Skip to main content Skip to secondary navigation

Annual Meeting : 2006 InfoLab Workshop

Main content start

March 22, 2006 

The InfoLab Workshop, March 22, was held in the Frances C Arrillaga Alumni Center at Stanford University. Chaired by Professors Hector Garcia-Molina & Jennifer Widom. The InfoLab workshop brings together our industrial partners, alumni, and academic colleagues with research interests covering a variety of areas related to information management. We report on Stanford's latest research projects and hear about key problems and issues in industry.

Time Agenda PDF
8:30 AM Check-in & Continental Breakfast  
9:00 AM Welcome & InfoLab Overview
Professor Hector Garcia-Molina
9:15 AM Utkarsh Srivastava
Query Processing in a Web Service Management System

Web services are rapidly taking hold as a standard method of sharing data and functionality among loosely-coupled systems, not only across the web but also within enterprises. At Stanford, we have begun developing a general-purpose Web Service Management System (WSMS) whose goal is to enable querying multiple web services in an integrated and efficient fashion. This talk discusses the first step toward this general goal: optimizing Select-Project-Join queries spanning multiple web services. I will describe algorithms we devised for arranging web services into a pipelined execution plan that minimizes the total running time of the query. I will also report some experimental results with our initial prototype and outline many remaining challenges in realizing a general-purpose WSMS.

____________

> SHORT PROBLEM A
Copy the rows word for word, starting with the first row and stopping after the row that contains "x-axis-title-main: x/c: [607, 490, 677, 541]".
The workshop page and the rows have nothing to do with each other.

____________

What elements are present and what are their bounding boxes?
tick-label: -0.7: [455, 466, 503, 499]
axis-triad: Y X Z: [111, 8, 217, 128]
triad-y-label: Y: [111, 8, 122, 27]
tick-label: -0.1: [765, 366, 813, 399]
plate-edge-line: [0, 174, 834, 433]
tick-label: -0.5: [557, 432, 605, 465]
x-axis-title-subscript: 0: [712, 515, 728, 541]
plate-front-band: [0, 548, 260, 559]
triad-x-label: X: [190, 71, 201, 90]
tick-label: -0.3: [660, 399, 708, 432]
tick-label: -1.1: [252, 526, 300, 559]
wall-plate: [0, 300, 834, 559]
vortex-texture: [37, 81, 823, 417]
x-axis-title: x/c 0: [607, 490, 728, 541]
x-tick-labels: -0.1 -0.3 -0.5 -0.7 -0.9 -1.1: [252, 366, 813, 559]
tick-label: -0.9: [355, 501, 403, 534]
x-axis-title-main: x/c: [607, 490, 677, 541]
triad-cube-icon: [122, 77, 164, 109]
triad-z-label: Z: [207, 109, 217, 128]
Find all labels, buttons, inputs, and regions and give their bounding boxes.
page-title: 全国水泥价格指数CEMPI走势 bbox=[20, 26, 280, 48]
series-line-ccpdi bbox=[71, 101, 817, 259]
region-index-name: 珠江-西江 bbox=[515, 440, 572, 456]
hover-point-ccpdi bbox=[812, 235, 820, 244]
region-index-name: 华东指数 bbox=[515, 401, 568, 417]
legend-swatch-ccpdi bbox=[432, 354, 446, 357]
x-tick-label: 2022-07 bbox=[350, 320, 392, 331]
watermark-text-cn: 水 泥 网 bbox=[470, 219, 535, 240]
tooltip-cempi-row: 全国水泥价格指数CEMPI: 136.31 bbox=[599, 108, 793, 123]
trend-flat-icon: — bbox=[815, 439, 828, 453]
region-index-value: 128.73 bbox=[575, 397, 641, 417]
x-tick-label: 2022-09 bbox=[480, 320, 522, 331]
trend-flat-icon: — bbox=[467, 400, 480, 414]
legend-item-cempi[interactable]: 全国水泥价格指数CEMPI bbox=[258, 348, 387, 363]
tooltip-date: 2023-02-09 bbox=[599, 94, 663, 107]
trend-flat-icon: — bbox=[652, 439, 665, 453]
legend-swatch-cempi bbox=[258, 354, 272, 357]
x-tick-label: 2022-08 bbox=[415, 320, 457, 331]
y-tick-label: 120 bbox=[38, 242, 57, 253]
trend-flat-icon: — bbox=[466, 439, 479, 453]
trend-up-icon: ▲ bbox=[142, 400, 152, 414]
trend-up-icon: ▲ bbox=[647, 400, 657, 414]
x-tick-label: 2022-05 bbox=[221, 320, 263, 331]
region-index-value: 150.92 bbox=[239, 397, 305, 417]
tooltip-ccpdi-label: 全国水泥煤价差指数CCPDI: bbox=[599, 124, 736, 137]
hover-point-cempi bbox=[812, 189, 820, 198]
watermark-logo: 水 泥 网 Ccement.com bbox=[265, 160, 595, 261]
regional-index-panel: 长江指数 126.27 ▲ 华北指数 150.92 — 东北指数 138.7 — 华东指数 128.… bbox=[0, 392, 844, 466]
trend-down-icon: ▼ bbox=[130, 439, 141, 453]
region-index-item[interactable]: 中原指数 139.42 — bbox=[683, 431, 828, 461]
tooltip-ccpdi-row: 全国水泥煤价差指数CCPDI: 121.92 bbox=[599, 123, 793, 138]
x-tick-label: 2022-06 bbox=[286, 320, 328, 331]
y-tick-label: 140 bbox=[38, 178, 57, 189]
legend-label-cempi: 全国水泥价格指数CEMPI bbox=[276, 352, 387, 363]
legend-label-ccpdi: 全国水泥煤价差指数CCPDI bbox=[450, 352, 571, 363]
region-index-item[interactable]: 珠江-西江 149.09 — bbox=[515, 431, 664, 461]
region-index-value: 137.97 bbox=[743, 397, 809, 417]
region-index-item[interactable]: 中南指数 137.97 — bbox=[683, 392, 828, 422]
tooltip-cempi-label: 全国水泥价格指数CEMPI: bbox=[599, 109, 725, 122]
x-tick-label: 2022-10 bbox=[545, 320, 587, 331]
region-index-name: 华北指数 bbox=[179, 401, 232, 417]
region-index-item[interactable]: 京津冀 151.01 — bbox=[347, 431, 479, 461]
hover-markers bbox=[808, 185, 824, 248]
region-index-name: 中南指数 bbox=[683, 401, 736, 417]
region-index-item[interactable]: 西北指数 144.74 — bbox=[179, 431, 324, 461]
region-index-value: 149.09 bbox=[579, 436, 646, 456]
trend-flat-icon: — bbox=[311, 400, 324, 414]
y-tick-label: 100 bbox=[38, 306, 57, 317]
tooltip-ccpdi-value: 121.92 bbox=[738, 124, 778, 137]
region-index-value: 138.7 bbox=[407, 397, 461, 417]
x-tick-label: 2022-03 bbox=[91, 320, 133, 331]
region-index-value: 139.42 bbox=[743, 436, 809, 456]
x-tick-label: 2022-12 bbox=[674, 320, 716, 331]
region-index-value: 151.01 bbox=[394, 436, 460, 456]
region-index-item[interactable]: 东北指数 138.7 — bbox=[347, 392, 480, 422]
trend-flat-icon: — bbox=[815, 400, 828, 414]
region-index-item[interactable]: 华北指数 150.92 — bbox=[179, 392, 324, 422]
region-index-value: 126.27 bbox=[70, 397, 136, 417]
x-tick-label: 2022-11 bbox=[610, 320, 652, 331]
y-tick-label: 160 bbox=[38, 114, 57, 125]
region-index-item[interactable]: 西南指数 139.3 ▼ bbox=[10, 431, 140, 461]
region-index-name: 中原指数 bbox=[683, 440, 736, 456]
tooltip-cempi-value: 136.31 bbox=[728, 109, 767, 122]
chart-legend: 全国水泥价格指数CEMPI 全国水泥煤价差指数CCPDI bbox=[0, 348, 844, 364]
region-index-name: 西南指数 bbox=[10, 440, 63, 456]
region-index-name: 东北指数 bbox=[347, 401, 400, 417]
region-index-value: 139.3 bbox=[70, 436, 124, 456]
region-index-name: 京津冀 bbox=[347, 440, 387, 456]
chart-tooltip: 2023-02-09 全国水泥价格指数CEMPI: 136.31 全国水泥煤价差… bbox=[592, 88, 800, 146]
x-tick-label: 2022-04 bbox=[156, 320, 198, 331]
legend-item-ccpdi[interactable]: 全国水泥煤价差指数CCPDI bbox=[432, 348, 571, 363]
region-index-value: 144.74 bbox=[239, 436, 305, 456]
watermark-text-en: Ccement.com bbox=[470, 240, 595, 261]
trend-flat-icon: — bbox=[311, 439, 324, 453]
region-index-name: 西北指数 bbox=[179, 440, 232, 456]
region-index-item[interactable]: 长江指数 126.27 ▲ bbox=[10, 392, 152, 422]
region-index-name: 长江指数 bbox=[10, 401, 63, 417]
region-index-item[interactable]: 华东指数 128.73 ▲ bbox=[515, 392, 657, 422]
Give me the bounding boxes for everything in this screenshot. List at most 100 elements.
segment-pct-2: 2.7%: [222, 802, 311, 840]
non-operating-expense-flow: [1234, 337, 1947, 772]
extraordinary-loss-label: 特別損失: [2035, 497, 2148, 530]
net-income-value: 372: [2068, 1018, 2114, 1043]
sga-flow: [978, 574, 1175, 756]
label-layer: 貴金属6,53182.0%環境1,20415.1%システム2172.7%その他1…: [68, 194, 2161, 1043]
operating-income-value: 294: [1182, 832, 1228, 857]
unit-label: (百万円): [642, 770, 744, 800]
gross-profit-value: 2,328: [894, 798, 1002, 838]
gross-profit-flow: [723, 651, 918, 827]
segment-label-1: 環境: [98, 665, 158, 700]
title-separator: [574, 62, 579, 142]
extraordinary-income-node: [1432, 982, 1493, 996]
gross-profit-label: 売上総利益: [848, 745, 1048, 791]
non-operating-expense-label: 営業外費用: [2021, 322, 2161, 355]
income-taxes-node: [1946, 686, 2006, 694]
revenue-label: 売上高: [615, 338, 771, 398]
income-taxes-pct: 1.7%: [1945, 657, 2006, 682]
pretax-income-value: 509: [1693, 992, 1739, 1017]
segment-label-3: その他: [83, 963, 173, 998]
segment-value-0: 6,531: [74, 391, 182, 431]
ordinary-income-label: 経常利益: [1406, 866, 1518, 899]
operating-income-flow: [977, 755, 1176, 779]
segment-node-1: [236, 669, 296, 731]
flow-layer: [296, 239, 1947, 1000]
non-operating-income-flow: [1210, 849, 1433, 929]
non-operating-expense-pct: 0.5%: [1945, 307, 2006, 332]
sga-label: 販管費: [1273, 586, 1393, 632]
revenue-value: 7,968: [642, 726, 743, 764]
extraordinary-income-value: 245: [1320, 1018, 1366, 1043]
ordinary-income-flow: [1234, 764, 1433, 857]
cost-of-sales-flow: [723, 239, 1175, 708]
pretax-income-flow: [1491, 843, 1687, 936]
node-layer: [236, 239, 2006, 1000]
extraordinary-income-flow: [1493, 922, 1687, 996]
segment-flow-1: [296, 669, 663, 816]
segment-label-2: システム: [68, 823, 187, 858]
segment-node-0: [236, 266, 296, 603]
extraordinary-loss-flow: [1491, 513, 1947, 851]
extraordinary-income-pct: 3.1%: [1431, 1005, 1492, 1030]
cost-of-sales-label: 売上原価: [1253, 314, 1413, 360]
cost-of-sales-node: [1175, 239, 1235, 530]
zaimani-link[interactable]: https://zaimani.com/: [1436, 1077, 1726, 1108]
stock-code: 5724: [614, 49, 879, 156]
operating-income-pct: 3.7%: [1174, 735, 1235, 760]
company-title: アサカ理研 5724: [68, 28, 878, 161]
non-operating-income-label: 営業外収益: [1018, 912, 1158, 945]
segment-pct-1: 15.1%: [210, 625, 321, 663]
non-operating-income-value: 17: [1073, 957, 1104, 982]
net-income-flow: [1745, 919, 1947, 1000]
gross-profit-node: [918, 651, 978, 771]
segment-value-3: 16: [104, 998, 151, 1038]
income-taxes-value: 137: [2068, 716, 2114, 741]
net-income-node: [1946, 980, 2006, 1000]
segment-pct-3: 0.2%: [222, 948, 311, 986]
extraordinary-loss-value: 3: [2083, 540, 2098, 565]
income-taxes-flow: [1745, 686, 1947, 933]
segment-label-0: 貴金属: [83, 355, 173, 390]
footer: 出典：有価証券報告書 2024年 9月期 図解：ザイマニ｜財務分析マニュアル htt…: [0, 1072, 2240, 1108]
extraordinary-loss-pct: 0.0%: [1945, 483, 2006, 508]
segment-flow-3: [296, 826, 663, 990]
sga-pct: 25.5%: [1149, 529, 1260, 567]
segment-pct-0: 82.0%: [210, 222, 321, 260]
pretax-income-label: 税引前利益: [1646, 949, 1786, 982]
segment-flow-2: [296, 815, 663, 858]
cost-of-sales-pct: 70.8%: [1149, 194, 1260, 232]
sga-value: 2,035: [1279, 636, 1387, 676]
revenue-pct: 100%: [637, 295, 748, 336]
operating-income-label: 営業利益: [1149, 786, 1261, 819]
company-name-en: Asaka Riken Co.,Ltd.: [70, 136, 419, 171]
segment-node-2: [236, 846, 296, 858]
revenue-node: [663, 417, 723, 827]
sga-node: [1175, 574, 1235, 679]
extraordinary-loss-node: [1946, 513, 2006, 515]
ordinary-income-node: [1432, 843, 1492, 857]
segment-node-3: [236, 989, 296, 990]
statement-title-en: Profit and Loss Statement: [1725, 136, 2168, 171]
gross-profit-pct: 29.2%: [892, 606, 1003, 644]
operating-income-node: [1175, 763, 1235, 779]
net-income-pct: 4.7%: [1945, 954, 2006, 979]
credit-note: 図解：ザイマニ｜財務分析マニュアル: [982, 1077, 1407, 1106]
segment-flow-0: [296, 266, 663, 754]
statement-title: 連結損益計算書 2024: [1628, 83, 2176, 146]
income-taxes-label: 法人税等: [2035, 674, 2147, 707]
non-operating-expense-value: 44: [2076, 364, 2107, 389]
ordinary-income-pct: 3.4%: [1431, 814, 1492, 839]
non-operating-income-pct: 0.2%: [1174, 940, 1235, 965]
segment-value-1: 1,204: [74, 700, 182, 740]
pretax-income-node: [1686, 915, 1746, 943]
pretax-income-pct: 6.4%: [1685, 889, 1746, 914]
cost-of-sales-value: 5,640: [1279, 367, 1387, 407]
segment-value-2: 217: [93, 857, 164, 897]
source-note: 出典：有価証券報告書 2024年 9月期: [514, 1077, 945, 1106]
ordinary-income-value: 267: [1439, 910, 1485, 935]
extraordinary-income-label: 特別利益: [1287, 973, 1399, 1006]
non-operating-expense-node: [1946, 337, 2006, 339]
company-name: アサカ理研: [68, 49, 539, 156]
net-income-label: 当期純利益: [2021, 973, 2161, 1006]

____________

> SHORT PROBLEM B
According to the workshop page, in what building was the InfoLab Workshop held?

> EXPECTED OUTPUT A
What elements are present and what are their bounding boxes?
tick-label: -0.7: [455, 466, 503, 499]
axis-triad: Y X Z: [111, 8, 217, 128]
triad-y-label: Y: [111, 8, 122, 27]
tick-label: -0.1: [765, 366, 813, 399]
plate-edge-line: [0, 174, 834, 433]
tick-label: -0.5: [557, 432, 605, 465]
x-axis-title-subscript: 0: [712, 515, 728, 541]
plate-front-band: [0, 548, 260, 559]
triad-x-label: X: [190, 71, 201, 90]
tick-label: -0.3: [660, 399, 708, 432]
tick-label: -1.1: [252, 526, 300, 559]
wall-plate: [0, 300, 834, 559]
vortex-texture: [37, 81, 823, 417]
x-axis-title: x/c 0: [607, 490, 728, 541]
x-tick-labels: -0.1 -0.3 -0.5 -0.7 -0.9 -1.1: [252, 366, 813, 559]
tick-label: -0.9: [355, 501, 403, 534]
x-axis-title-main: x/c: [607, 490, 677, 541]

> EXPECTED OUTPUT B
The Frances C Arrillaga Alumni Center at Stanford University.